Short problem: Select, from the material below, each line with "인스턴스에" in it.

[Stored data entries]

----------------

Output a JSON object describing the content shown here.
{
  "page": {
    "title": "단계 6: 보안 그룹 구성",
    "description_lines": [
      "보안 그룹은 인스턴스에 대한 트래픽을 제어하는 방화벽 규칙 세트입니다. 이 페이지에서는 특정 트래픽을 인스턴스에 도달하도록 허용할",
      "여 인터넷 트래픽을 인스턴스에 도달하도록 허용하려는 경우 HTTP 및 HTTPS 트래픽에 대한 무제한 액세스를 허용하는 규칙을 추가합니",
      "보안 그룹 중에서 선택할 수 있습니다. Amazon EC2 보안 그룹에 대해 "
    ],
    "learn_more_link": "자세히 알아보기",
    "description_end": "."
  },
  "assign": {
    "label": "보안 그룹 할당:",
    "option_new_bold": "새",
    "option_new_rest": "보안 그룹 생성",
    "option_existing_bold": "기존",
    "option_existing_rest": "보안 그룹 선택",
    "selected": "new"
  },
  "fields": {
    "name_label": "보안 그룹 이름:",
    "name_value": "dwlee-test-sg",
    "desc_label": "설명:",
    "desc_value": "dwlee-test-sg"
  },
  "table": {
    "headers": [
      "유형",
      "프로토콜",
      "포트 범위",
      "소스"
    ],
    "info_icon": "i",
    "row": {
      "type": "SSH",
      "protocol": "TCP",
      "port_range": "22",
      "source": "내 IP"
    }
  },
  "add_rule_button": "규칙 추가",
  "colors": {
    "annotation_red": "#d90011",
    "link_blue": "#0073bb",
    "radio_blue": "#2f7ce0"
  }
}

----------------

The reply:
      "보안 그룹은 인스턴스에 대한 트래픽을 제어하는 방화벽 규칙 세트입니다. 이 페이지에서는 특정 트래픽을 인스턴스에 도달하도록 허용할",
      "여 인터넷 트래픽을 인스턴스에 도달하도록 허용하려는 경우 HTTP 및 HTTPS 트래픽에 대한 무제한 액세스를 허용하는 규칙을 추가합니",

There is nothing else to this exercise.